MATERIAL TO PROCESS>
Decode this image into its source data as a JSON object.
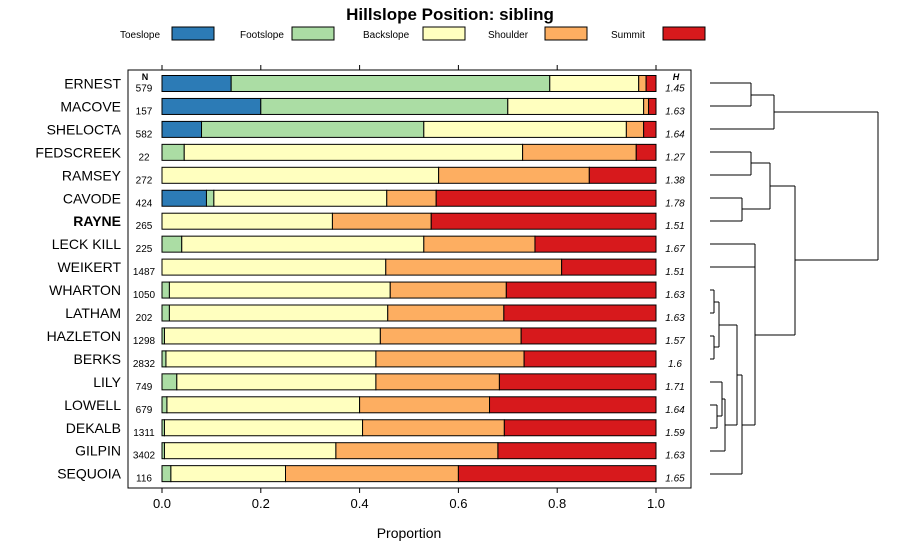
{
  "chart_data": {
    "type": "bar",
    "orientation": "horizontal",
    "stacked": true,
    "title": "Hillslope Position: sibling",
    "xlabel": "Proportion",
    "xlim": [
      0,
      1
    ],
    "xticks": [
      "0.0",
      "0.2",
      "0.4",
      "0.6",
      "0.8",
      "1.0"
    ],
    "legend_position": "top",
    "n_header": "N",
    "h_header": "H",
    "highlighted": "RAYNE",
    "categories": [
      "ERNEST",
      "MACOVE",
      "SHELOCTA",
      "FEDSCREEK",
      "RAMSEY",
      "CAVODE",
      "RAYNE",
      "LECK KILL",
      "WEIKERT",
      "WHARTON",
      "LATHAM",
      "HAZLETON",
      "BERKS",
      "LILY",
      "LOWELL",
      "DEKALB",
      "GILPIN",
      "SEQUOIA"
    ],
    "n": [
      "579",
      "157",
      "582",
      "22",
      "272",
      "424",
      "265",
      "225",
      "1487",
      "1050",
      "202",
      "1298",
      "2832",
      "749",
      "679",
      "1311",
      "3402",
      "116"
    ],
    "h": [
      "1.45",
      "1.63",
      "1.64",
      "1.27",
      "1.38",
      "1.78",
      "1.51",
      "1.67",
      "1.51",
      "1.63",
      "1.63",
      "1.57",
      "1.6",
      "1.71",
      "1.64",
      "1.59",
      "1.63",
      "1.65"
    ],
    "series": [
      {
        "name": "Toeslope",
        "color": "#2c7bb6",
        "values": [
          0.14,
          0.2,
          0.08,
          0.0,
          0.0,
          0.09,
          0.0,
          0.0,
          0.0,
          0.0,
          0.0,
          0.0,
          0.0,
          0.0,
          0.0,
          0.0,
          0.0,
          0.0
        ]
      },
      {
        "name": "Footslope",
        "color": "#abdda4",
        "values": [
          0.645,
          0.5,
          0.45,
          0.045,
          0.0,
          0.015,
          0.0,
          0.04,
          0.0,
          0.015,
          0.015,
          0.005,
          0.008,
          0.03,
          0.01,
          0.005,
          0.005,
          0.018
        ]
      },
      {
        "name": "Backslope",
        "color": "#ffffbf",
        "values": [
          0.18,
          0.275,
          0.41,
          0.685,
          0.56,
          0.35,
          0.345,
          0.49,
          0.453,
          0.447,
          0.442,
          0.437,
          0.425,
          0.403,
          0.39,
          0.401,
          0.347,
          0.232
        ]
      },
      {
        "name": "Shoulder",
        "color": "#fdae61",
        "values": [
          0.015,
          0.01,
          0.035,
          0.23,
          0.305,
          0.1,
          0.2,
          0.225,
          0.356,
          0.235,
          0.235,
          0.285,
          0.3,
          0.25,
          0.263,
          0.287,
          0.328,
          0.35
        ]
      },
      {
        "name": "Summit",
        "color": "#d7191c",
        "values": [
          0.02,
          0.015,
          0.025,
          0.04,
          0.135,
          0.445,
          0.455,
          0.245,
          0.191,
          0.303,
          0.308,
          0.273,
          0.267,
          0.317,
          0.337,
          0.307,
          0.32,
          0.4
        ]
      }
    ]
  }
}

REQUIRED WORK>
Extract the full listing exactly, with the pictures left out.

RESULT BELOW>
Decode this image into its source data as a JSON object.
{
  "chart_data": {
    "type": "bar",
    "orientation": "horizontal",
    "stacked": true,
    "title": "Hillslope Position: sibling",
    "xlabel": "Proportion",
    "xlim": [
      0,
      1
    ],
    "xticks": [
      "0.0",
      "0.2",
      "0.4",
      "0.6",
      "0.8",
      "1.0"
    ],
    "legend_position": "top",
    "n_header": "N",
    "h_header": "H",
    "highlighted": "RAYNE",
    "categories": [
      "ERNEST",
      "MACOVE",
      "SHELOCTA",
      "FEDSCREEK",
      "RAMSEY",
      "CAVODE",
      "RAYNE",
      "LECK KILL",
      "WEIKERT",
      "WHARTON",
      "LATHAM",
      "HAZLETON",
      "BERKS",
      "LILY",
      "LOWELL",
      "DEKALB",
      "GILPIN",
      "SEQUOIA"
    ],
    "n": [
      "579",
      "157",
      "582",
      "22",
      "272",
      "424",
      "265",
      "225",
      "1487",
      "1050",
      "202",
      "1298",
      "2832",
      "749",
      "679",
      "1311",
      "3402",
      "116"
    ],
    "h": [
      "1.45",
      "1.63",
      "1.64",
      "1.27",
      "1.38",
      "1.78",
      "1.51",
      "1.67",
      "1.51",
      "1.63",
      "1.63",
      "1.57",
      "1.6",
      "1.71",
      "1.64",
      "1.59",
      "1.63",
      "1.65"
    ],
    "series": [
      {
        "name": "Toeslope",
        "color": "#2c7bb6",
        "values": [
          0.14,
          0.2,
          0.08,
          0.0,
          0.0,
          0.09,
          0.0,
          0.0,
          0.0,
          0.0,
          0.0,
          0.0,
          0.0,
          0.0,
          0.0,
          0.0,
          0.0,
          0.0
        ]
      },
      {
        "name": "Footslope",
        "color": "#abdda4",
        "values": [
          0.645,
          0.5,
          0.45,
          0.045,
          0.0,
          0.015,
          0.0,
          0.04,
          0.0,
          0.015,
          0.015,
          0.005,
          0.008,
          0.03,
          0.01,
          0.005,
          0.005,
          0.018
        ]
      },
      {
        "name": "Backslope",
        "color": "#ffffbf",
        "values": [
          0.18,
          0.275,
          0.41,
          0.685,
          0.56,
          0.35,
          0.345,
          0.49,
          0.453,
          0.447,
          0.442,
          0.437,
          0.425,
          0.403,
          0.39,
          0.401,
          0.347,
          0.232
        ]
      },
      {
        "name": "Shoulder",
        "color": "#fdae61",
        "values": [
          0.015,
          0.01,
          0.035,
          0.23,
          0.305,
          0.1,
          0.2,
          0.225,
          0.356,
          0.235,
          0.235,
          0.285,
          0.3,
          0.25,
          0.263,
          0.287,
          0.328,
          0.35
        ]
      },
      {
        "name": "Summit",
        "color": "#d7191c",
        "values": [
          0.02,
          0.015,
          0.025,
          0.04,
          0.135,
          0.445,
          0.455,
          0.245,
          0.191,
          0.303,
          0.308,
          0.273,
          0.267,
          0.317,
          0.337,
          0.307,
          0.32,
          0.4
        ]
      }
    ]
  }
}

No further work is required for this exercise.